**Problem to solve**
For the entries below, how many lines include the word "JSON"? Give the figure and nothing more.
□ □ □ □ □
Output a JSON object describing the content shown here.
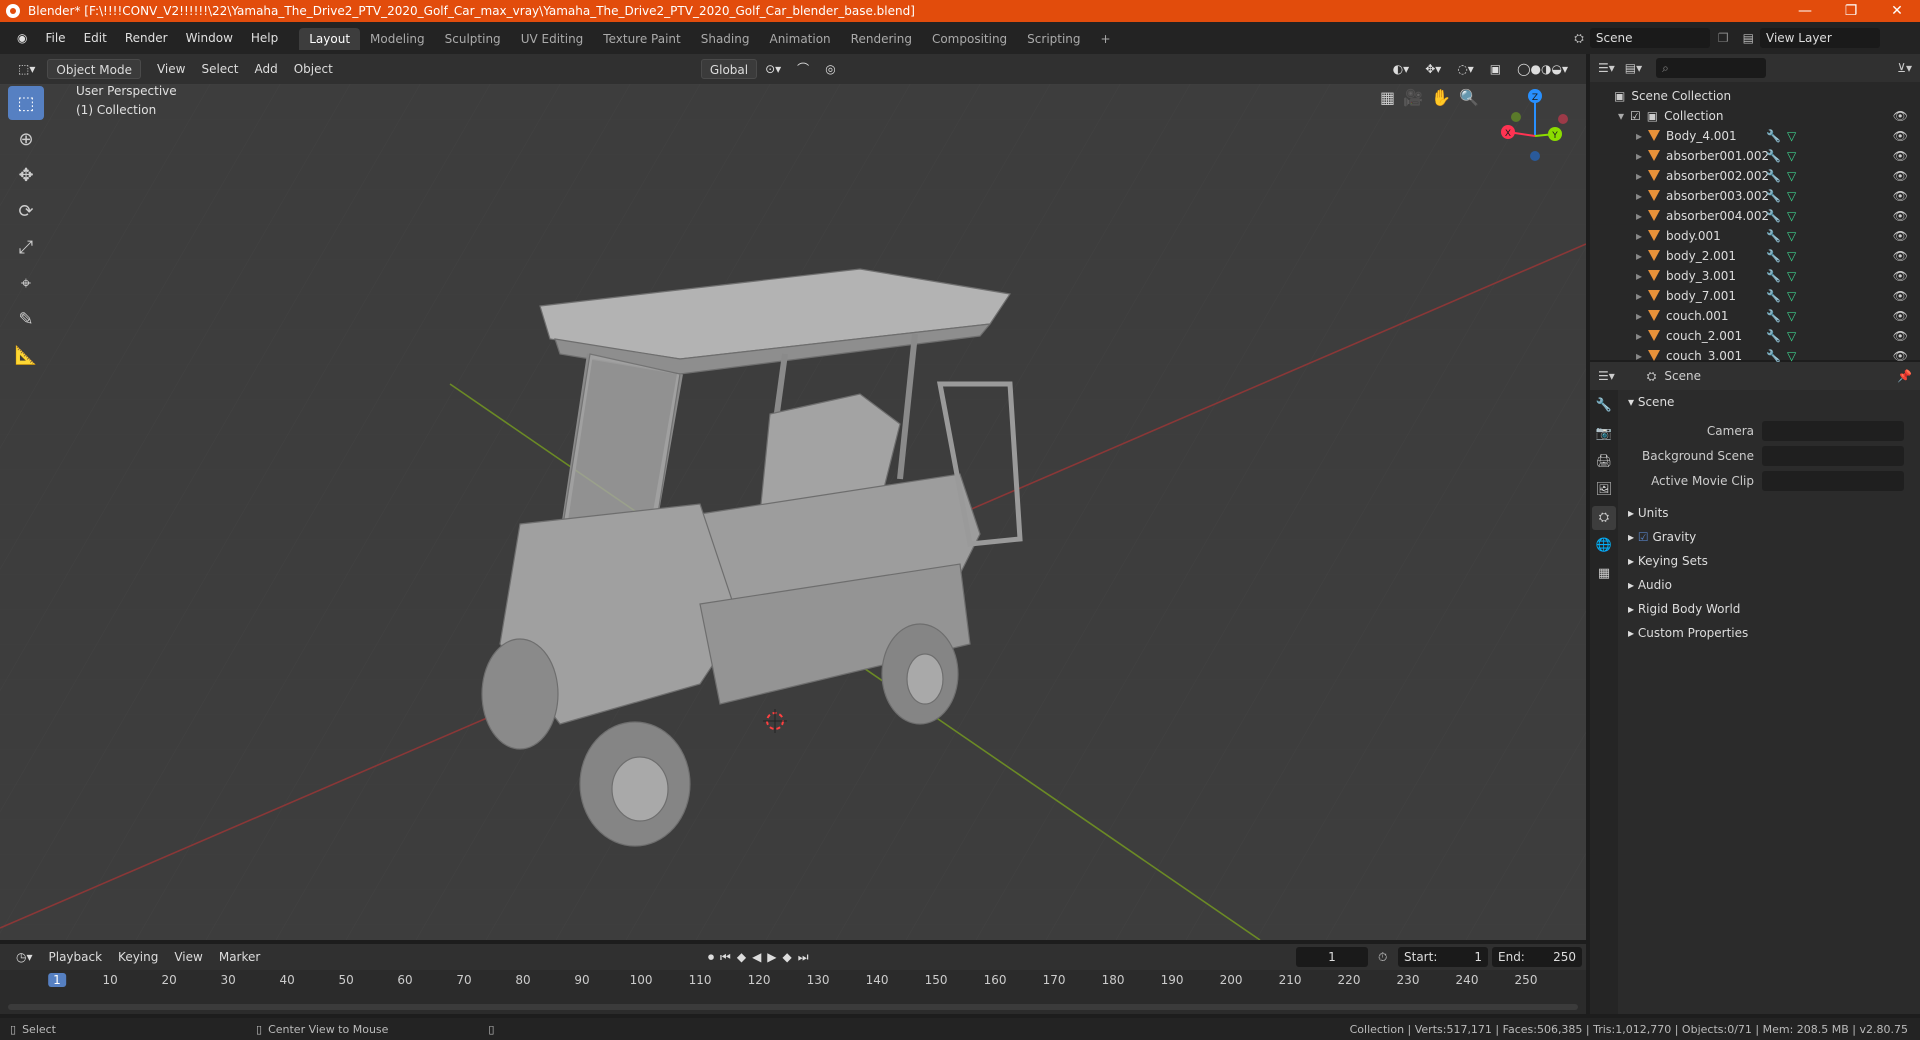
{
  "title": "Blender* [F:\\!!!!CONV_V2!!!!!!\\22\\Yamaha_The_Drive2_PTV_2020_Golf_Car_max_vray\\Yamaha_The_Drive2_PTV_2020_Golf_Car_blender_base.blend]",
  "window_buttons": [
    "—",
    "❐",
    "✕"
  ],
  "menu": [
    "File",
    "Edit",
    "Render",
    "Window",
    "Help"
  ],
  "workspaces": [
    "Layout",
    "Modeling",
    "Sculpting",
    "UV Editing",
    "Texture Paint",
    "Shading",
    "Animation",
    "Rendering",
    "Compositing",
    "Scripting"
  ],
  "add_tab": "+",
  "scene_field": "Scene",
  "view_layer_field": "View Layer",
  "viewport_header": {
    "mode": "Object Mode",
    "menus": [
      "View",
      "Select",
      "Add",
      "Object"
    ],
    "transform": "Global"
  },
  "viewport": {
    "perspective": "User Perspective",
    "collection": "(1) Collection",
    "gizmo_axes": [
      "X",
      "Y",
      "Z"
    ]
  },
  "outliner": {
    "root": "Scene Collection",
    "collection": "Collection",
    "items": [
      "Body_4.001",
      "absorber001.002",
      "absorber002.002",
      "absorber003.002",
      "absorber004.002",
      "body.001",
      "body_2.001",
      "body_3.001",
      "body_7.001",
      "couch.001",
      "couch_2.001",
      "couch_3.001"
    ]
  },
  "properties": {
    "header": "Scene",
    "panel": "Scene",
    "fields": [
      "Camera",
      "Background Scene",
      "Active Movie Clip"
    ],
    "sections": [
      "Units",
      "Gravity",
      "Keying Sets",
      "Audio",
      "Rigid Body World",
      "Custom Properties"
    ]
  },
  "timeline": {
    "menus": [
      "Playback",
      "Keying",
      "View",
      "Marker"
    ],
    "current_frame": "1",
    "start_label": "Start:",
    "start": "1",
    "end_label": "End:",
    "end": "250",
    "ticks": [
      "1",
      "10",
      "20",
      "30",
      "40",
      "50",
      "60",
      "70",
      "80",
      "90",
      "100",
      "110",
      "120",
      "130",
      "140",
      "150",
      "160",
      "170",
      "180",
      "190",
      "200",
      "210",
      "220",
      "230",
      "240",
      "250"
    ]
  },
  "statusbar": {
    "select": "Select",
    "center": "Center View to Mouse",
    "stats": "Collection | Verts:517,171 | Faces:506,385 | Tris:1,012,770 | Objects:0/71 | Mem: 208.5 MB | v2.80.75"
  },
  "colors": {
    "accent": "#5680c2",
    "title_bar": "#e24c0c",
    "mesh": "#e8923a",
    "x_axis": "#ff3352",
    "y_axis": "#8bdc00",
    "z_axis": "#2890ff"
  }
}
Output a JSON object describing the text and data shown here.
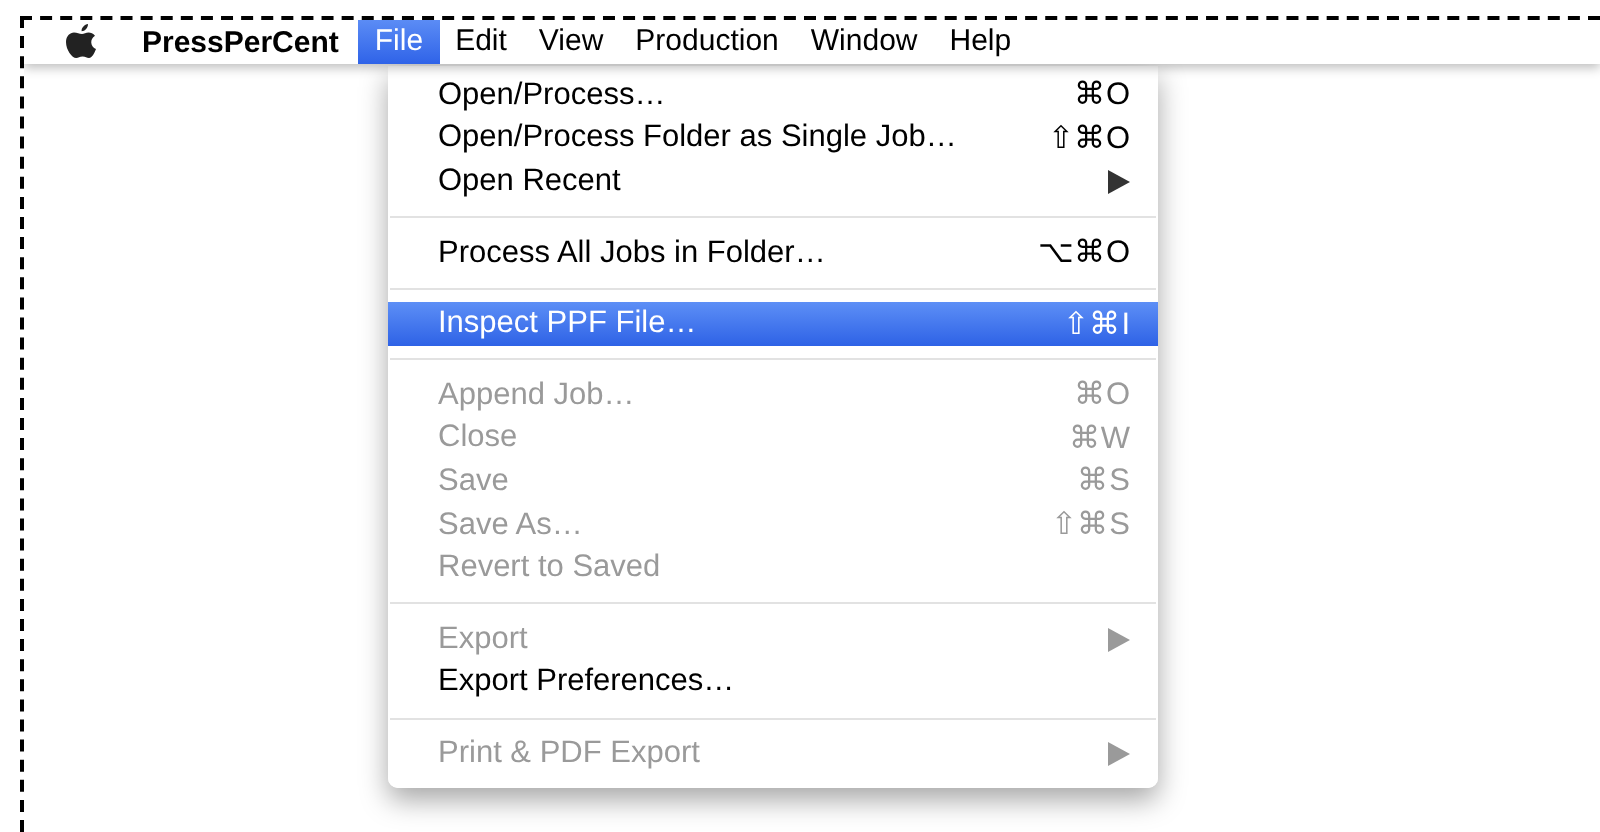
{
  "menu_bar": {
    "app_name": "PressPerCent",
    "menus": [
      {
        "label": "File",
        "selected": true
      },
      {
        "label": "Edit",
        "selected": false
      },
      {
        "label": "View",
        "selected": false
      },
      {
        "label": "Production",
        "selected": false
      },
      {
        "label": "Window",
        "selected": false
      },
      {
        "label": "Help",
        "selected": false
      }
    ]
  },
  "file_menu": {
    "items": [
      {
        "kind": "item",
        "label": "Open/Process…",
        "shortcut": "⌘O",
        "disabled": false,
        "selected": false,
        "submenu": false
      },
      {
        "kind": "item",
        "label": "Open/Process Folder as Single Job…",
        "shortcut": "⇧⌘O",
        "disabled": false,
        "selected": false,
        "submenu": false
      },
      {
        "kind": "item",
        "label": "Open Recent",
        "disabled": false,
        "selected": false,
        "submenu": true
      },
      {
        "kind": "separator"
      },
      {
        "kind": "item",
        "label": "Process All Jobs in Folder…",
        "shortcut": "⌥⌘O",
        "disabled": false,
        "selected": false,
        "submenu": false
      },
      {
        "kind": "separator"
      },
      {
        "kind": "item",
        "label": "Inspect PPF File…",
        "shortcut": "⇧⌘I",
        "disabled": false,
        "selected": true,
        "submenu": false
      },
      {
        "kind": "separator"
      },
      {
        "kind": "item",
        "label": "Append Job…",
        "shortcut": "⌘O",
        "disabled": true,
        "selected": false,
        "submenu": false
      },
      {
        "kind": "item",
        "label": "Close",
        "shortcut": "⌘W",
        "disabled": true,
        "selected": false,
        "submenu": false
      },
      {
        "kind": "item",
        "label": "Save",
        "shortcut": "⌘S",
        "disabled": true,
        "selected": false,
        "submenu": false
      },
      {
        "kind": "item",
        "label": "Save As…",
        "shortcut": "⇧⌘S",
        "disabled": true,
        "selected": false,
        "submenu": false
      },
      {
        "kind": "item",
        "label": "Revert to Saved",
        "disabled": true,
        "selected": false,
        "submenu": false
      },
      {
        "kind": "separator"
      },
      {
        "kind": "item",
        "label": "Export",
        "disabled": true,
        "selected": false,
        "submenu": true
      },
      {
        "kind": "item",
        "label": "Export Preferences…",
        "disabled": false,
        "selected": false,
        "submenu": false
      },
      {
        "kind": "separator"
      },
      {
        "kind": "item",
        "label": "Print & PDF Export",
        "disabled": true,
        "selected": false,
        "submenu": true
      }
    ]
  }
}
□ □ □ □ □
**Output for this exercise**
2